— Start of INPUT FOR THIS TASK —
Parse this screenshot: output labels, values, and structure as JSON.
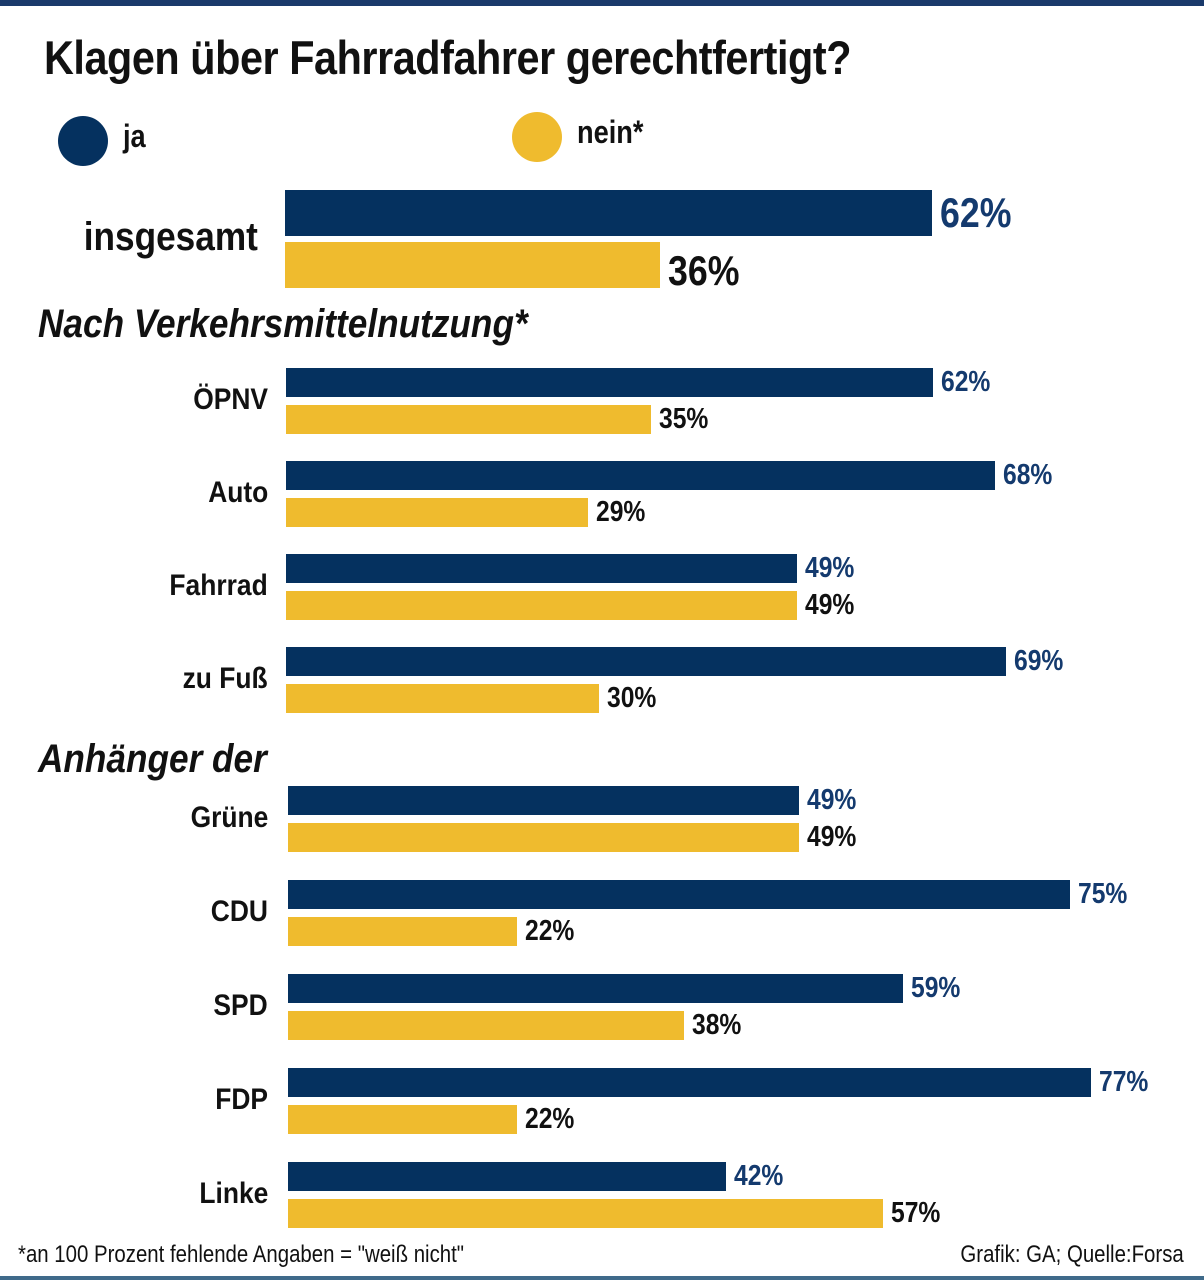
{
  "colors": {
    "ja": "#05315f",
    "nein": "#efbb2e",
    "ja_label": "#143a6e",
    "nein_label": "#111111"
  },
  "chart_data": {
    "type": "bar",
    "orientation": "horizontal",
    "title": "Klagen über Fahrradfahrer gerechtfertigt?",
    "legend": [
      {
        "key": "ja",
        "label": "ja"
      },
      {
        "key": "nein",
        "label": "nein*"
      }
    ],
    "legend_position": "top-left",
    "unit": "%",
    "xlim": [
      0,
      100
    ],
    "grid": false,
    "groups": [
      {
        "name": "overall",
        "section_title": "",
        "categories": [
          "insgesamt"
        ],
        "series": [
          {
            "name": "ja",
            "values": [
              62
            ]
          },
          {
            "name": "nein",
            "values": [
              36
            ]
          }
        ]
      },
      {
        "name": "verkehrsmittel",
        "section_title": "Nach Verkehrsmittelnutzung*",
        "categories": [
          "ÖPNV",
          "Auto",
          "Fahrrad",
          "zu Fuß"
        ],
        "series": [
          {
            "name": "ja",
            "values": [
              62,
              68,
              49,
              69
            ]
          },
          {
            "name": "nein",
            "values": [
              35,
              29,
              49,
              30
            ]
          }
        ]
      },
      {
        "name": "parteien",
        "section_title": "Anhänger der",
        "categories": [
          "Grüne",
          "CDU",
          "SPD",
          "FDP",
          "Linke"
        ],
        "series": [
          {
            "name": "ja",
            "values": [
              49,
              75,
              59,
              77,
              42
            ]
          },
          {
            "name": "nein",
            "values": [
              49,
              22,
              38,
              22,
              57
            ]
          }
        ]
      }
    ],
    "footnote": "*an 100 Prozent fehlende Angaben = \"weiß nicht\"",
    "source": "Grafik: GA; Quelle:Forsa"
  }
}
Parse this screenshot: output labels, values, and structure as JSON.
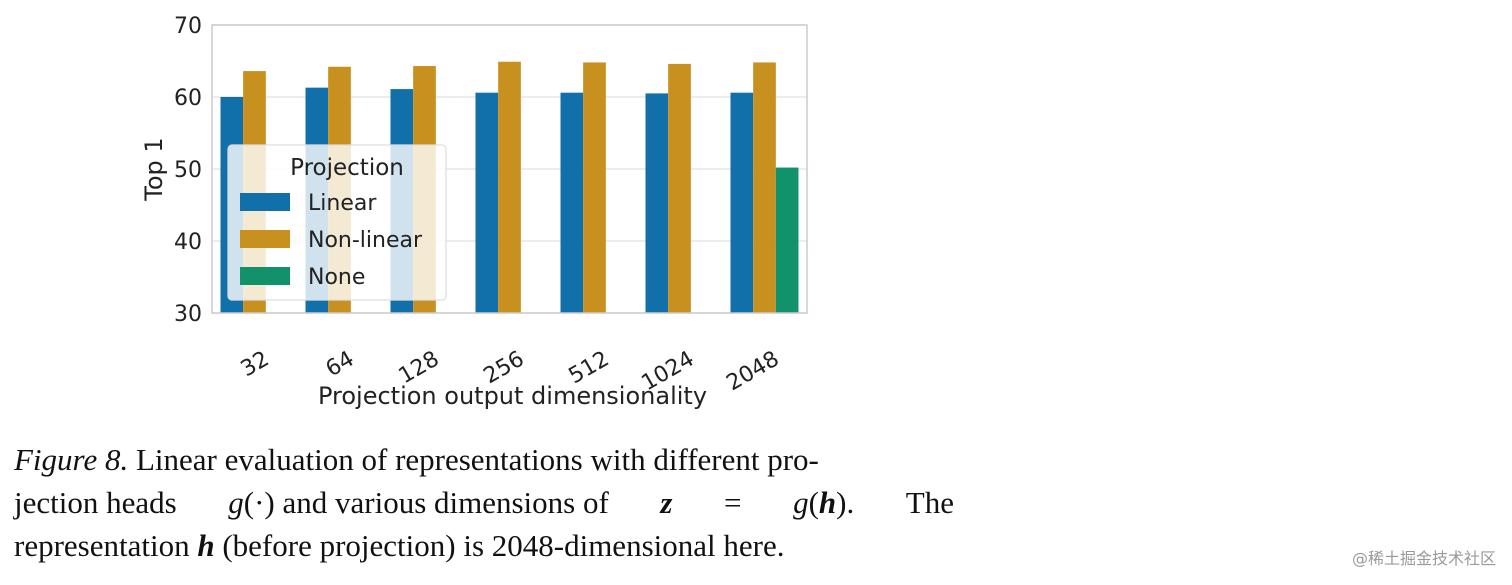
{
  "chart_data": {
    "type": "bar",
    "title": "",
    "xlabel": "Projection output dimensionality",
    "ylabel": "Top 1",
    "categories": [
      "32",
      "64",
      "128",
      "256",
      "512",
      "1024",
      "2048"
    ],
    "ylim": [
      30,
      70
    ],
    "yticks": [
      30,
      40,
      50,
      60,
      70
    ],
    "grid": true,
    "legend": {
      "title": "Projection",
      "placement": "center-left"
    },
    "series": [
      {
        "name": "Linear",
        "color": "#1170aa",
        "values": [
          60.0,
          61.3,
          61.1,
          60.6,
          60.6,
          60.5,
          60.6
        ]
      },
      {
        "name": "Non-linear",
        "color": "#c8901f",
        "values": [
          63.6,
          64.2,
          64.3,
          64.9,
          64.8,
          64.6,
          64.8
        ]
      },
      {
        "name": "None",
        "color": "#12926a",
        "values": [
          null,
          null,
          null,
          null,
          null,
          null,
          50.2
        ]
      }
    ]
  },
  "caption": {
    "label": "Figure 8.",
    "line1_rest": "Linear evaluation of representations with different pro-",
    "line2_a": "jection heads",
    "line2_g": "g",
    "line2_b": "(·) and various dimensions of",
    "line2_z": "z",
    "line2_eq": "=",
    "line2_g2": "g",
    "line2_paren_open": "(",
    "line2_h": "h",
    "line2_paren_close": ").",
    "line2_end": "The",
    "line3_a": "representation",
    "line3_h": "h",
    "line3_b": "(before projection) is 2048-dimensional here."
  },
  "watermark": "@稀土掘金技术社区"
}
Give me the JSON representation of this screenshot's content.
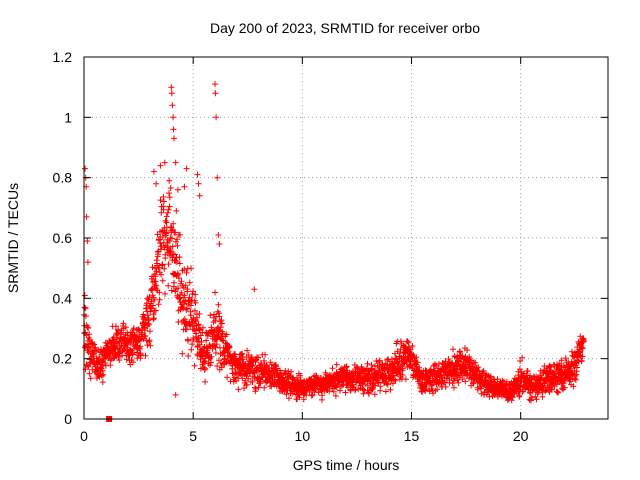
— End of INPUT FOR THIS TASK —
— TASK TO CARRY OUT —
Are you able to set down all the lines above exactly, without any pictures?

— TASK RESULT —
Parse this screenshot: output labels, values, and structure as JSON.
{
  "colors": {
    "ja": "#05315f",
    "nein": "#efbb2e",
    "ja_label": "#143a6e",
    "nein_label": "#111111"
  },
  "chart_data": {
    "type": "bar",
    "orientation": "horizontal",
    "title": "Klagen über Fahrradfahrer gerechtfertigt?",
    "legend": [
      {
        "key": "ja",
        "label": "ja"
      },
      {
        "key": "nein",
        "label": "nein*"
      }
    ],
    "legend_position": "top-left",
    "unit": "%",
    "xlim": [
      0,
      100
    ],
    "grid": false,
    "groups": [
      {
        "name": "overall",
        "section_title": "",
        "categories": [
          "insgesamt"
        ],
        "series": [
          {
            "name": "ja",
            "values": [
              62
            ]
          },
          {
            "name": "nein",
            "values": [
              36
            ]
          }
        ]
      },
      {
        "name": "verkehrsmittel",
        "section_title": "Nach Verkehrsmittelnutzung*",
        "categories": [
          "ÖPNV",
          "Auto",
          "Fahrrad",
          "zu Fuß"
        ],
        "series": [
          {
            "name": "ja",
            "values": [
              62,
              68,
              49,
              69
            ]
          },
          {
            "name": "nein",
            "values": [
              35,
              29,
              49,
              30
            ]
          }
        ]
      },
      {
        "name": "parteien",
        "section_title": "Anhänger der",
        "categories": [
          "Grüne",
          "CDU",
          "SPD",
          "FDP",
          "Linke"
        ],
        "series": [
          {
            "name": "ja",
            "values": [
              49,
              75,
              59,
              77,
              42
            ]
          },
          {
            "name": "nein",
            "values": [
              49,
              22,
              38,
              22,
              57
            ]
          }
        ]
      }
    ],
    "footnote": "*an 100 Prozent fehlende Angaben = \"weiß nicht\"",
    "source": "Grafik: GA; Quelle:Forsa"
  }
}
Parse this screenshot: output labels, values, and structure as JSON.
{
  "chart_data": {
    "type": "bar",
    "title": "",
    "xlabel": "Projection output dimensionality",
    "ylabel": "Top 1",
    "categories": [
      "32",
      "64",
      "128",
      "256",
      "512",
      "1024",
      "2048"
    ],
    "ylim": [
      30,
      70
    ],
    "yticks": [
      30,
      40,
      50,
      60,
      70
    ],
    "grid": true,
    "legend": {
      "title": "Projection",
      "placement": "center-left"
    },
    "series": [
      {
        "name": "Linear",
        "color": "#1170aa",
        "values": [
          60.0,
          61.3,
          61.1,
          60.6,
          60.6,
          60.5,
          60.6
        ]
      },
      {
        "name": "Non-linear",
        "color": "#c8901f",
        "values": [
          63.6,
          64.2,
          64.3,
          64.9,
          64.8,
          64.6,
          64.8
        ]
      },
      {
        "name": "None",
        "color": "#12926a",
        "values": [
          null,
          null,
          null,
          null,
          null,
          null,
          50.2
        ]
      }
    ]
  },
  "caption": {
    "label": "Figure 8.",
    "line1_rest": "Linear evaluation of representations with different pro-",
    "line2_a": "jection heads",
    "line2_g": "g",
    "line2_b": "(·) and various dimensions of",
    "line2_z": "z",
    "line2_eq": "=",
    "line2_g2": "g",
    "line2_paren_open": "(",
    "line2_h": "h",
    "line2_paren_close": ").",
    "line2_end": "The",
    "line3_a": "representation",
    "line3_h": "h",
    "line3_b": "(before projection) is 2048-dimensional here."
  },
  "watermark": "@稀土掘金技术社区"
}
Give me the JSON representation of this screenshot's content.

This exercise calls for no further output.